Records
-- begin --
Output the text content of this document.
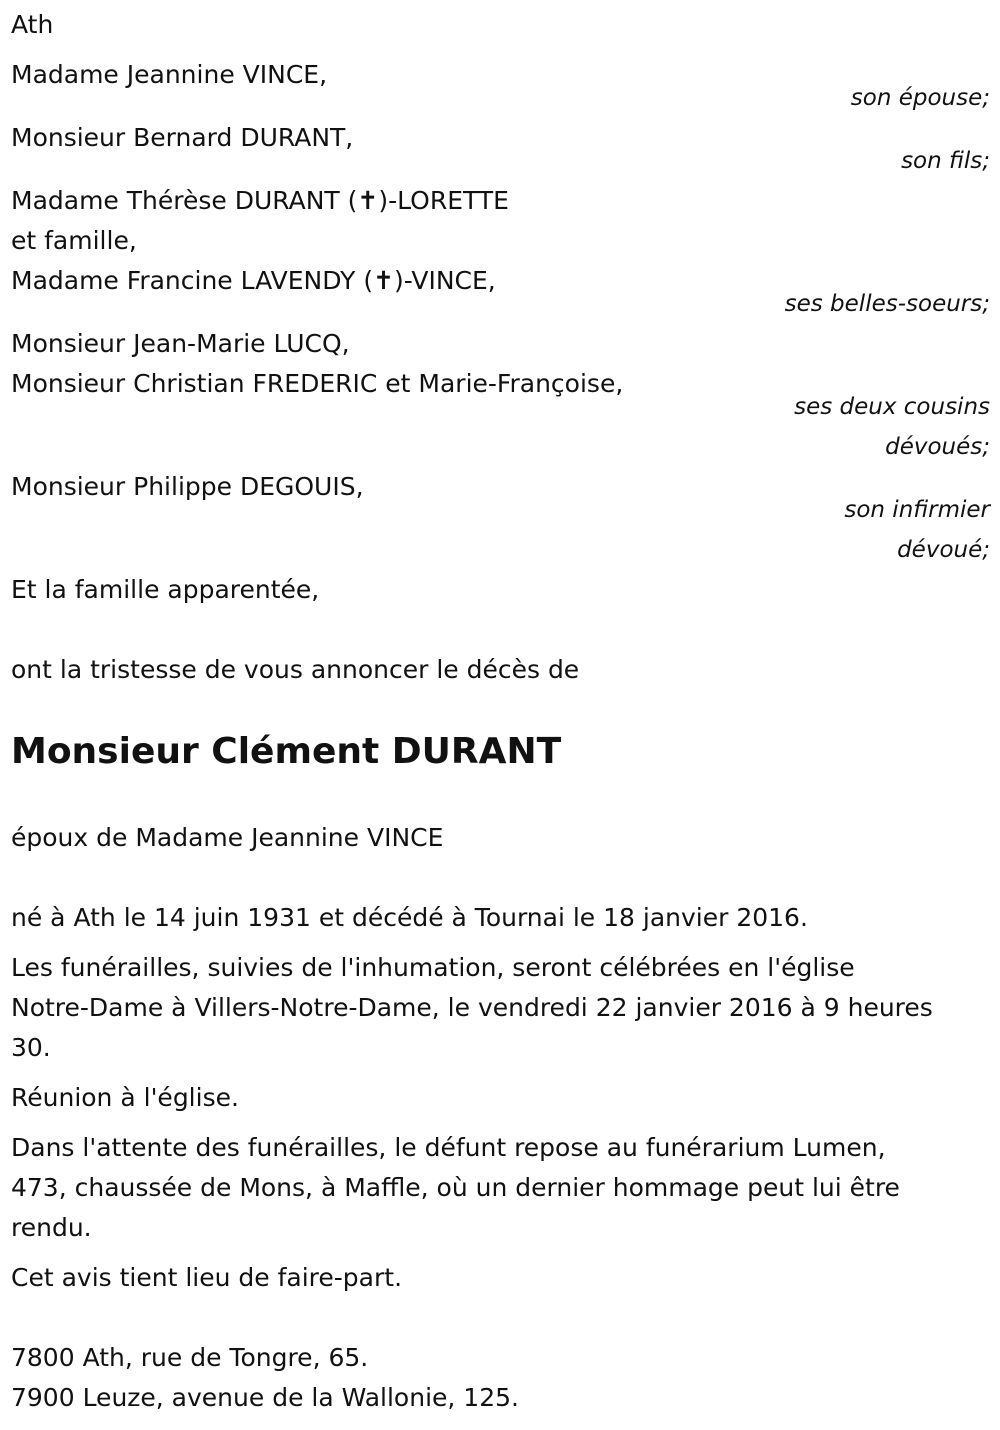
Ath
Madame Jeannine VINCE,
son épouse;
Monsieur Bernard DURANT,
son fils;
Madame Thérèse DURANT (✝)-LORETTE
et famille,
Madame Francine LAVENDY (✝)-VINCE,
ses belles-soeurs;
Monsieur Jean-Marie LUCQ,
Monsieur Christian FREDERIC et Marie-Françoise,
ses deux cousins
dévoués;
Monsieur Philippe DEGOUIS,
son infirmier
dévoué;
Et la famille apparentée,
ont la tristesse de vous annoncer le décès de
Monsieur Clément DURANT
époux de Madame Jeannine VINCE
né à Ath le 14 juin 1931 et décédé à Tournai le 18 janvier 2016.
Les funérailles, suivies de l'inhumation, seront célébrées en l'église
Notre-Dame à Villers-Notre-Dame, le vendredi 22 janvier 2016 à 9 heures
30.
Réunion à l'église.
Dans l'attente des funérailles, le défunt repose au funérarium Lumen,
473, chaussée de Mons, à Maffle, où un dernier hommage peut lui être
rendu.
Cet avis tient lieu de faire-part.
7800 Ath, rue de Tongre, 65.
7900 Leuze, avenue de la Wallonie, 125.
-- end --
EXERCISE: List every line above that holds the word "Marie".

EXPECTED ANSWER:
Monsieur Jean-Marie LUCQ,
Monsieur Christian FREDERIC et Marie-Françoise,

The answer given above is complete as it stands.